**SET EXERCISE A:** Please write out the review of Thiele's memoir word for word, in full.

**EXCERPTED PASSAGE:**
A LIFETIME OF RECORDINGS

Noted jazz and pop record producer Thiele offers a chatty autobiography. Aided by record-business colleague Golden, Thiele traces his career from his start as a ``pubescent, novice jazz record producer'' in the 1940s through the '50s, when he headed Coral, Dot, and Roulette Records, and the '60s, when he worked for ABC and ran the famous Impulse! jazz label. At Coral, Thiele championed the work of ``hillbilly'' singer Buddy Holly, although the only sessions he produced with Holly were marred by saccharine strings. The producer specialized in more mainstream popsters like the irrepressibly perky Teresa Brewer (who later became his fourth wife) and the bubble-machine muzak-meister Lawrence Welk. At Dot, Thiele was instrumental in recording Jack Kerouac's famous beat- generation ramblings to jazz accompaniment (recordings that Dot's president found ``pornographic''), while also overseeing a steady stream of pop hits. He then moved to the Mafia-controlled Roulette label, where he observed the ``silk-suited, pinky-ringed'' entourage who frequented the label's offices. Incredibly, however, Thiele remembers the famously hard-nosed Morris Levy, who ran the label and was eventually convicted of extortion, as ``one of the kindest, most warm-hearted, and classiest music men I have ever known.'' At ABC/Impulse!, Thiele oversaw the classic recordings of John Coltrane, although he is the first to admit that Coltrane essentially produced his own sessions. Like many producers of the day, Thiele participated in the ownership of publishing rights to some of the songs he recorded; he makes no apology for this practice, which he calls ``entirely appropriate and without any ethical conflicts.'' A pleasant, if not exactly riveting, memoir that will be of most interest to those with a thirst for cocktail-hour stories of the record biz. (25 halftones, not seen)

**SET EXERCISE B:** From the listing, pull out every line from the one containing "Localize 34 of" through the one containing "x-axis-title: Step Size (nm) — [343, 512, 494, 534]", inclusive, reproducing each line without change.

**MATERIAL SUPPLIED:**
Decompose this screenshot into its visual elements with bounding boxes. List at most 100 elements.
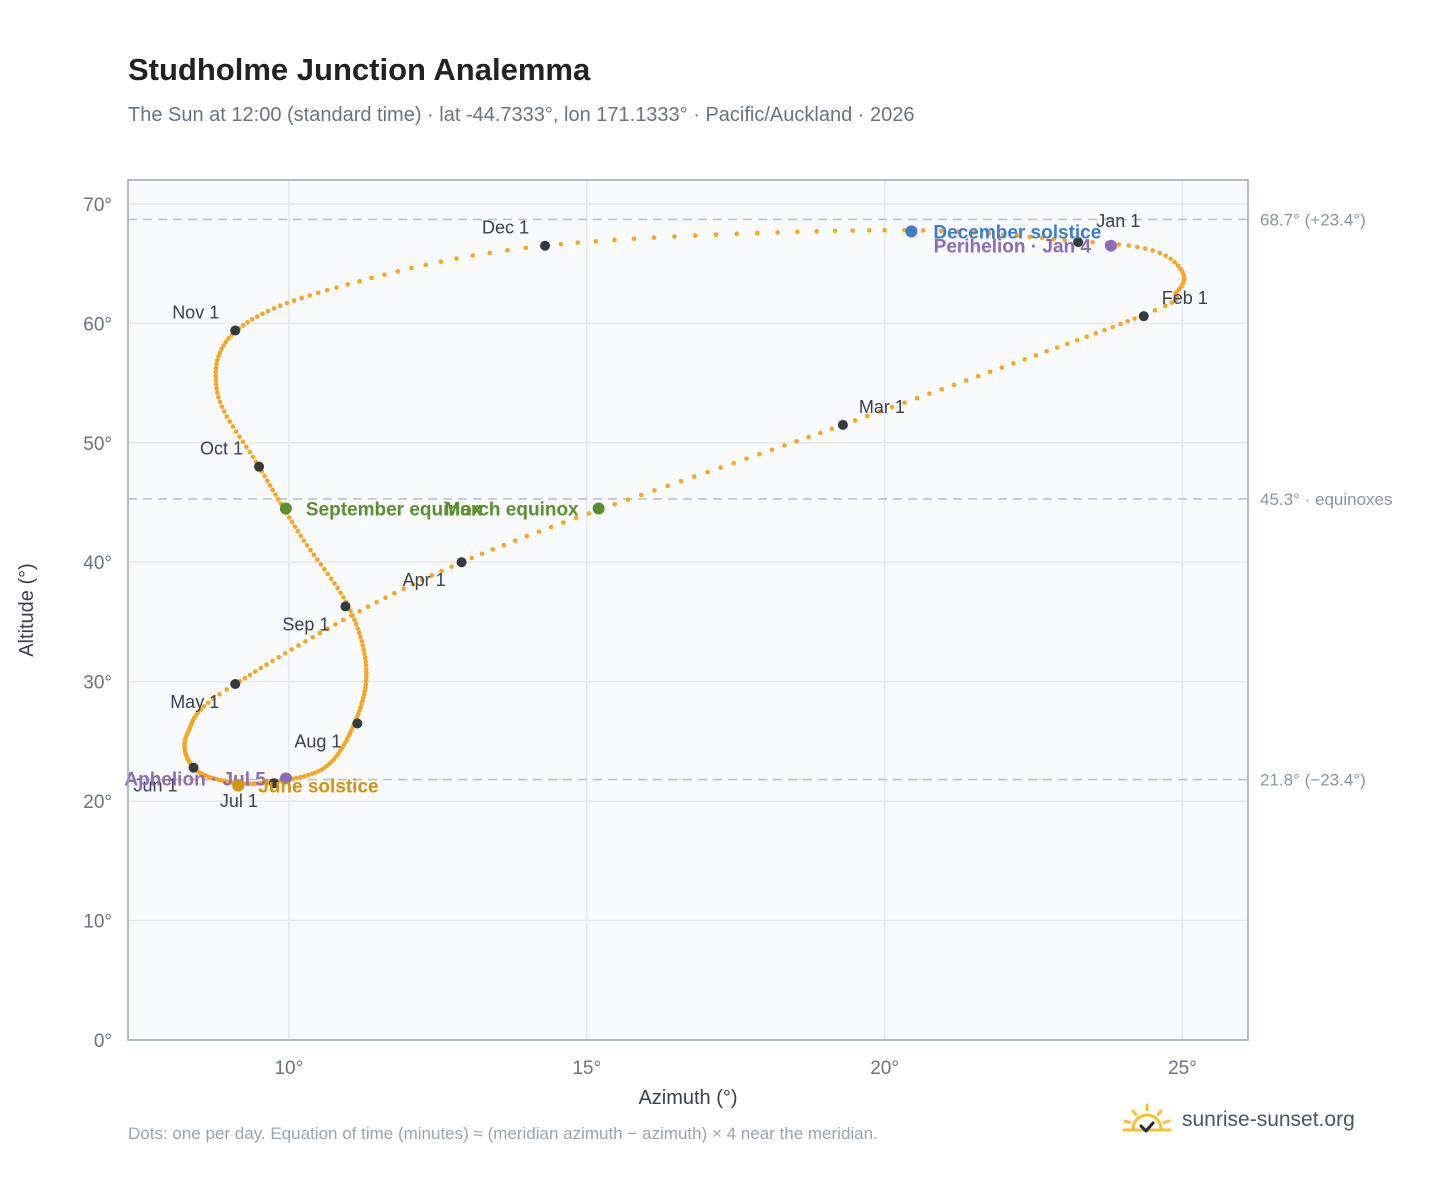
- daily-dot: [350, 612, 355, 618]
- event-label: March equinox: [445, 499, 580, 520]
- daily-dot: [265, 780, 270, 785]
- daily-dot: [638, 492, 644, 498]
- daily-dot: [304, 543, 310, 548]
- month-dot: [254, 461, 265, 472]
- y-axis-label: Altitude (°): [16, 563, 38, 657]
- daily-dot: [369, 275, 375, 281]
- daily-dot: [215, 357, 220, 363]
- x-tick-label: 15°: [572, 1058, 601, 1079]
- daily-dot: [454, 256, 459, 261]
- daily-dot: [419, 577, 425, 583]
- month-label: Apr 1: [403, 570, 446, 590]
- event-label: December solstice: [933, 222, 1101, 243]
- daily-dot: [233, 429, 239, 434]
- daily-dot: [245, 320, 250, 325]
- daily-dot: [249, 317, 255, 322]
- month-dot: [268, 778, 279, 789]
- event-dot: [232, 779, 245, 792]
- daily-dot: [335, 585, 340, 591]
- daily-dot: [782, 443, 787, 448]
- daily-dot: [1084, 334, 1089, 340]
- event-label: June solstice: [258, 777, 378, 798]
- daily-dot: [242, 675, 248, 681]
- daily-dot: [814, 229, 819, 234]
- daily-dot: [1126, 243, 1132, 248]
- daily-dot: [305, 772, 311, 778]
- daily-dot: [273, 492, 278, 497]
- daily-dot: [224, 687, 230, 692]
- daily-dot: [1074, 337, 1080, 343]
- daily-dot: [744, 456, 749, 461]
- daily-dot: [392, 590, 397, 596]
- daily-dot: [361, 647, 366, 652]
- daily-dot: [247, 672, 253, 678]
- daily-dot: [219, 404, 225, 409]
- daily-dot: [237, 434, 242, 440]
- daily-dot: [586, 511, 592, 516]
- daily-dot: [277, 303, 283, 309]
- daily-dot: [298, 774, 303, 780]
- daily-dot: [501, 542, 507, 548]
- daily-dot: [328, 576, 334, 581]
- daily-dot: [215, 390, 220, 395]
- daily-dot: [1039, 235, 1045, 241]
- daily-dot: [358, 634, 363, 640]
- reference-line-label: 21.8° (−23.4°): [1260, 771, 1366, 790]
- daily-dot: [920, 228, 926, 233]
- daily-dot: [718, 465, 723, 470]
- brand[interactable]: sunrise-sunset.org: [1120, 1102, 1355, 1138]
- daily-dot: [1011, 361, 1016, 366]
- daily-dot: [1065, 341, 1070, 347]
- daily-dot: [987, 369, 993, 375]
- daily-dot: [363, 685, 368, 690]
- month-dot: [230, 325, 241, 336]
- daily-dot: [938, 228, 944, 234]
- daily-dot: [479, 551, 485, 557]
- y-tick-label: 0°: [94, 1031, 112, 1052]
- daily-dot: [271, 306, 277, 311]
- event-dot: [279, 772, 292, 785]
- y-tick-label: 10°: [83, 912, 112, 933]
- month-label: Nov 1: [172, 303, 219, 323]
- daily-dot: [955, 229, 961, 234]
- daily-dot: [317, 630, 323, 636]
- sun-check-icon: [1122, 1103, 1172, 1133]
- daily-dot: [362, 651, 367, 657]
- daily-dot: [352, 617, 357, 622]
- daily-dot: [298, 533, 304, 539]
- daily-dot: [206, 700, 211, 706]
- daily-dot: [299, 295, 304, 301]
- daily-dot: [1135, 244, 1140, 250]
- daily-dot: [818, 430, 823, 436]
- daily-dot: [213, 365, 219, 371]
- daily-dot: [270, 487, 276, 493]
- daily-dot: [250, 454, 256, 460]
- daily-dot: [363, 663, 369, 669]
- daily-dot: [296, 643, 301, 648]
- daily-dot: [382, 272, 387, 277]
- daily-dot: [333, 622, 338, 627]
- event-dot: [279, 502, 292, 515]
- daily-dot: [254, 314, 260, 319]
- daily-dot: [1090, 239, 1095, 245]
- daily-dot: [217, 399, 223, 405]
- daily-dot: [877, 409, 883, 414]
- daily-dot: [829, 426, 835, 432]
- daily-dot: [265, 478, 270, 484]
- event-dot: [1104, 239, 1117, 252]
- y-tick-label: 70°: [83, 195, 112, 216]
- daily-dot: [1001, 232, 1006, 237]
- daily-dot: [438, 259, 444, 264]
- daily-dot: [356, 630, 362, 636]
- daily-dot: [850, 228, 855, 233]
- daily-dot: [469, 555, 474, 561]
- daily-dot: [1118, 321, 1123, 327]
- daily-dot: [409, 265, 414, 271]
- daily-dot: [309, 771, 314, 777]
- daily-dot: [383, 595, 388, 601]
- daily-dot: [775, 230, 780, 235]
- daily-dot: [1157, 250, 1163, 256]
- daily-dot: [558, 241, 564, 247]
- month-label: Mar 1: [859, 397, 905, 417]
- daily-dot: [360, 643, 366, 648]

* * *

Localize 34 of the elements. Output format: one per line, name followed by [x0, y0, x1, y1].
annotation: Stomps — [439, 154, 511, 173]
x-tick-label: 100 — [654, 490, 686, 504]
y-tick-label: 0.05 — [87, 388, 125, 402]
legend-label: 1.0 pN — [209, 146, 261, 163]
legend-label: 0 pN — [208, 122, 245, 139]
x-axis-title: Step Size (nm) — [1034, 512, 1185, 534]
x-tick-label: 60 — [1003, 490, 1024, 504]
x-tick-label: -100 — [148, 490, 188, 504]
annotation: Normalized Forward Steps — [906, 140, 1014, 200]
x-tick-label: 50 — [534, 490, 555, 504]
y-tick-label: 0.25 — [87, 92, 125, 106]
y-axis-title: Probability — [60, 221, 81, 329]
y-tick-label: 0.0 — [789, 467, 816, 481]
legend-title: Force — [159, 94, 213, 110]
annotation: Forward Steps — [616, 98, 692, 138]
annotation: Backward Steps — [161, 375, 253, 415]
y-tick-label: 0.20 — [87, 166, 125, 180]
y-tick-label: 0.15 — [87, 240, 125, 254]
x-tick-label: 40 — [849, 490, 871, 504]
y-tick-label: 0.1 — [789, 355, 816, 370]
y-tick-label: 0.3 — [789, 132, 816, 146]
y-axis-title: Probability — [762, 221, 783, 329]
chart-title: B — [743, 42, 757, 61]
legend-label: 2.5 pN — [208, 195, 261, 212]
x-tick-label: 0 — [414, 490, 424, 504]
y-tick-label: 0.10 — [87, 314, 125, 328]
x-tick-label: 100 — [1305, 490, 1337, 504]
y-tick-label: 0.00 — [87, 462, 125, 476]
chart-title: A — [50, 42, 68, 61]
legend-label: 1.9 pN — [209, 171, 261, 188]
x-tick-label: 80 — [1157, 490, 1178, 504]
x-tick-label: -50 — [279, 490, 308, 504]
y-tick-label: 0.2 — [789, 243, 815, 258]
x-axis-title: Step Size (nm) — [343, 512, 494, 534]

**FINISHED ANSWER A:**
A LIFETIME OF RECORDINGS

Noted jazz and pop record producer Thiele offers a chatty autobiography. Aided by record-business colleague Golden, Thiele traces his career from his start as a ``pubescent, novice jazz record producer'' in the 1940s through the '50s, when he headed Coral, Dot, and Roulette Records, and the '60s, when he worked for ABC and ran the famous Impulse! jazz label. At Coral, Thiele championed the work of ``hillbilly'' singer Buddy Holly, although the only sessions he produced with Holly were marred by saccharine strings. The producer specialized in more mainstream popsters like the irrepressibly perky Teresa Brewer (who later became his fourth wife) and the bubble-machine muzak-meister Lawrence Welk. At Dot, Thiele was instrumental in recording Jack Kerouac's famous beat- generation ramblings to jazz accompaniment (recordings that Dot's president found ``pornographic''), while also overseeing a steady stream of pop hits. He then moved to the Mafia-controlled Roulette label, where he observed the ``silk-suited, pinky-ringed'' entourage who frequented the label's offices. Incredibly, however, Thiele remembers the famously hard-nosed Morris Levy, who ran the label and was eventually convicted of extortion, as ``one of the kindest, most warm-hearted, and classiest music men I have ever known.'' At ABC/Impulse!, Thiele oversaw the classic recordings of John Coltrane, although he is the first to admit that Coltrane essentially produced his own sessions. Like many producers of the day, Thiele participated in the ownership of publishing rights to some of the songs he recorded; he makes no apology for this practice, which he calls ``entirely appropriate and without any ethical conflicts.'' A pleasant, if not exactly riveting, memoir that will be of most interest to those with a thirst for cocktail-hour stories of the record biz. (25 halftones, not seen)

**FINISHED ANSWER B:**
Localize 34 of the elements. Output format: one per line, name followed by [x0, y0, x1, y1].
annotation: Stomps — [439, 154, 511, 173]
x-tick-label: 100 — [654, 490, 686, 504]
y-tick-label: 0.05 — [87, 388, 125, 402]
legend-label: 1.0 pN — [209, 146, 261, 163]
legend-label: 0 pN — [208, 122, 245, 139]
x-axis-title: Step Size (nm) — [1034, 512, 1185, 534]
x-tick-label: 60 — [1003, 490, 1024, 504]
x-tick-label: -100 — [148, 490, 188, 504]
annotation: Normalized Forward Steps — [906, 140, 1014, 200]
x-tick-label: 50 — [534, 490, 555, 504]
y-tick-label: 0.25 — [87, 92, 125, 106]
y-axis-title: Probability — [60, 221, 81, 329]
y-tick-label: 0.0 — [789, 467, 816, 481]
legend-title: Force — [159, 94, 213, 110]
annotation: Forward Steps — [616, 98, 692, 138]
annotation: Backward Steps — [161, 375, 253, 415]
y-tick-label: 0.20 — [87, 166, 125, 180]
y-tick-label: 0.15 — [87, 240, 125, 254]
x-tick-label: 40 — [849, 490, 871, 504]
y-tick-label: 0.1 — [789, 355, 816, 370]
y-tick-label: 0.3 — [789, 132, 816, 146]
y-axis-title: Probability — [762, 221, 783, 329]
chart-title: B — [743, 42, 757, 61]
legend-label: 2.5 pN — [208, 195, 261, 212]
x-tick-label: 0 — [414, 490, 424, 504]
y-tick-label: 0.10 — [87, 314, 125, 328]
x-tick-label: 100 — [1305, 490, 1337, 504]
y-tick-label: 0.00 — [87, 462, 125, 476]
chart-title: A — [50, 42, 68, 61]
legend-label: 1.9 pN — [209, 171, 261, 188]
x-tick-label: 80 — [1157, 490, 1178, 504]
x-tick-label: -50 — [279, 490, 308, 504]
y-tick-label: 0.2 — [789, 243, 815, 258]
x-axis-title: Step Size (nm) — [343, 512, 494, 534]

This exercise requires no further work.